| INFORMATION GIVEN |
__________

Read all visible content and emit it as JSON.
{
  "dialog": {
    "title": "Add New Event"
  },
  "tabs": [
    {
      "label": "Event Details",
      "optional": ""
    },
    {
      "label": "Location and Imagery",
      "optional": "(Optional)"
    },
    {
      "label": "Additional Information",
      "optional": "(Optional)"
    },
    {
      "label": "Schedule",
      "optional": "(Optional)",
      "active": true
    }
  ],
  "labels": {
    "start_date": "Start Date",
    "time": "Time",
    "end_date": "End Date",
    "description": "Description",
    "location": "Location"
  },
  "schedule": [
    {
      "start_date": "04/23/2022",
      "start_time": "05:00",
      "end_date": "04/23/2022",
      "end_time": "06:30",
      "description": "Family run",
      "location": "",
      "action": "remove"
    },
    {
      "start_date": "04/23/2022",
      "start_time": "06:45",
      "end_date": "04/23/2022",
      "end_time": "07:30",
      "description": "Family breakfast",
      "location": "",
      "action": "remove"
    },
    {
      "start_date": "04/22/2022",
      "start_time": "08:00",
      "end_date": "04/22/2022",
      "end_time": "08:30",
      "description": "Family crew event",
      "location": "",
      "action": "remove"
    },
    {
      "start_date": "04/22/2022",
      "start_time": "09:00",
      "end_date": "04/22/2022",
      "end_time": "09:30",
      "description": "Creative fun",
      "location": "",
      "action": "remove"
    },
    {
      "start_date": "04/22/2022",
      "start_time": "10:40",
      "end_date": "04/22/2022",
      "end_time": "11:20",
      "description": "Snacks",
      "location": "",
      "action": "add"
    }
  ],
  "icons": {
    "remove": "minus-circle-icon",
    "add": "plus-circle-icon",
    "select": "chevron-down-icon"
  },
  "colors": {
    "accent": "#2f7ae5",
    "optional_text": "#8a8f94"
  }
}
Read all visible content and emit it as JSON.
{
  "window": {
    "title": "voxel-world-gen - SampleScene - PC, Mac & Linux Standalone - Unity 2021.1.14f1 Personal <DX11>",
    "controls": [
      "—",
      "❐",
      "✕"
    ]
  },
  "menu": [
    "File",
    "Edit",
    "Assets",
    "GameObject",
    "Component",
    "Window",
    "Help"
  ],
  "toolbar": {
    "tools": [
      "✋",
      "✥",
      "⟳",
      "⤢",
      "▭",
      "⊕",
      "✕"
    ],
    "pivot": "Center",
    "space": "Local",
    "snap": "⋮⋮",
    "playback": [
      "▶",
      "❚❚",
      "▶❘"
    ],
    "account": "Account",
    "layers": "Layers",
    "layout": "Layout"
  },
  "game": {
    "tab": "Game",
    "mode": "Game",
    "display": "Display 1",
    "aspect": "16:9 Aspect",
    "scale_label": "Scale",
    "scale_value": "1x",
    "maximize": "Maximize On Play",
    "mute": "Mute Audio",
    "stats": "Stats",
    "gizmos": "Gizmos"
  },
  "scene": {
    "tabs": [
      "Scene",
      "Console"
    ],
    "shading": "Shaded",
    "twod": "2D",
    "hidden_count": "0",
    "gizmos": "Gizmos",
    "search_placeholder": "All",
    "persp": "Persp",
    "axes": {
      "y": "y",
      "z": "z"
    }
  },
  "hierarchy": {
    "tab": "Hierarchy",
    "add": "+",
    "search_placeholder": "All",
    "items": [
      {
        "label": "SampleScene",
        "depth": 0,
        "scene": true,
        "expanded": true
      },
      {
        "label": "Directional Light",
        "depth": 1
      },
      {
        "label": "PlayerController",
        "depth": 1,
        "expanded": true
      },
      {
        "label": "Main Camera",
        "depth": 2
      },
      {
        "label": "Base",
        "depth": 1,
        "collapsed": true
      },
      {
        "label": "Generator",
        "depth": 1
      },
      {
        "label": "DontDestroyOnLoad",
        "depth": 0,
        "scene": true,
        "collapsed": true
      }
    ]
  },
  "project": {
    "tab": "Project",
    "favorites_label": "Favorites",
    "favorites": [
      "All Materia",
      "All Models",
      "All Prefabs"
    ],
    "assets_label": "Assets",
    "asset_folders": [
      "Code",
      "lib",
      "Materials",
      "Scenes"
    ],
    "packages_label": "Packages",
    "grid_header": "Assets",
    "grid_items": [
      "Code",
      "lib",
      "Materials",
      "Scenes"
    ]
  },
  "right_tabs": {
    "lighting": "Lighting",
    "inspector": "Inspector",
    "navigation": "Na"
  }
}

__________

| STATED GOAL |
Repeat the entries shown above, every one, word for word.

| COMPLETED TASK |
Read all visible content and emit it as JSON.
{
  "dialog": {
    "title": "Add New Event"
  },
  "tabs": [
    {
      "label": "Event Details",
      "optional": ""
    },
    {
      "label": "Location and Imagery",
      "optional": "(Optional)"
    },
    {
      "label": "Additional Information",
      "optional": "(Optional)"
    },
    {
      "label": "Schedule",
      "optional": "(Optional)",
      "active": true
    }
  ],
  "labels": {
    "start_date": "Start Date",
    "time": "Time",
    "end_date": "End Date",
    "description": "Description",
    "location": "Location"
  },
  "schedule": [
    {
      "start_date": "04/23/2022",
      "start_time": "05:00",
      "end_date": "04/23/2022",
      "end_time": "06:30",
      "description": "Family run",
      "location": "",
      "action": "remove"
    },
    {
      "start_date": "04/23/2022",
      "start_time": "06:45",
      "end_date": "04/23/2022",
      "end_time": "07:30",
      "description": "Family breakfast",
      "location": "",
      "action": "remove"
    },
    {
      "start_date": "04/22/2022",
      "start_time": "08:00",
      "end_date": "04/22/2022",
      "end_time": "08:30",
      "description": "Family crew event",
      "location": "",
      "action": "remove"
    },
    {
      "start_date": "04/22/2022",
      "start_time": "09:00",
      "end_date": "04/22/2022",
      "end_time": "09:30",
      "description": "Creative fun",
      "location": "",
      "action": "remove"
    },
    {
      "start_date": "04/22/2022",
      "start_time": "10:40",
      "end_date": "04/22/2022",
      "end_time": "11:20",
      "description": "Snacks",
      "location": "",
      "action": "add"
    }
  ],
  "icons": {
    "remove": "minus-circle-icon",
    "add": "plus-circle-icon",
    "select": "chevron-down-icon"
  },
  "colors": {
    "accent": "#2f7ae5",
    "optional_text": "#8a8f94"
  }
}
Read all visible content and emit it as JSON.
{
  "window": {
    "title": "voxel-world-gen - SampleScene - PC, Mac & Linux Standalone - Unity 2021.1.14f1 Personal <DX11>",
    "controls": [
      "—",
      "❐",
      "✕"
    ]
  },
  "menu": [
    "File",
    "Edit",
    "Assets",
    "GameObject",
    "Component",
    "Window",
    "Help"
  ],
  "toolbar": {
    "tools": [
      "✋",
      "✥",
      "⟳",
      "⤢",
      "▭",
      "⊕",
      "✕"
    ],
    "pivot": "Center",
    "space": "Local",
    "snap": "⋮⋮",
    "playback": [
      "▶",
      "❚❚",
      "▶❘"
    ],
    "account": "Account",
    "layers": "Layers",
    "layout": "Layout"
  },
  "game": {
    "tab": "Game",
    "mode": "Game",
    "display": "Display 1",
    "aspect": "16:9 Aspect",
    "scale_label": "Scale",
    "scale_value": "1x",
    "maximize": "Maximize On Play",
    "mute": "Mute Audio",
    "stats": "Stats",
    "gizmos": "Gizmos"
  },
  "scene": {
    "tabs": [
      "Scene",
      "Console"
    ],
    "shading": "Shaded",
    "twod": "2D",
    "hidden_count": "0",
    "gizmos": "Gizmos",
    "search_placeholder": "All",
    "persp": "Persp",
    "axes": {
      "y": "y",
      "z": "z"
    }
  },
  "hierarchy": {
    "tab": "Hierarchy",
    "add": "+",
    "search_placeholder": "All",
    "items": [
      {
        "label": "SampleScene",
        "depth": 0,
        "scene": true,
        "expanded": true
      },
      {
        "label": "Directional Light",
        "depth": 1
      },
      {
        "label": "PlayerController",
        "depth": 1,
        "expanded": true
      },
      {
        "label": "Main Camera",
        "depth": 2
      },
      {
        "label": "Base",
        "depth": 1,
        "collapsed": true
      },
      {
        "label": "Generator",
        "depth": 1
      },
      {
        "label": "DontDestroyOnLoad",
        "depth": 0,
        "scene": true,
        "collapsed": true
      }
    ]
  },
  "project": {
    "tab": "Project",
    "favorites_label": "Favorites",
    "favorites": [
      "All Materia",
      "All Models",
      "All Prefabs"
    ],
    "assets_label": "Assets",
    "asset_folders": [
      "Code",
      "lib",
      "Materials",
      "Scenes"
    ],
    "packages_label": "Packages",
    "grid_header": "Assets",
    "grid_items": [
      "Code",
      "lib",
      "Materials",
      "Scenes"
    ]
  },
  "right_tabs": {
    "lighting": "Lighting",
    "inspector": "Inspector",
    "navigation": "Na"
  }
}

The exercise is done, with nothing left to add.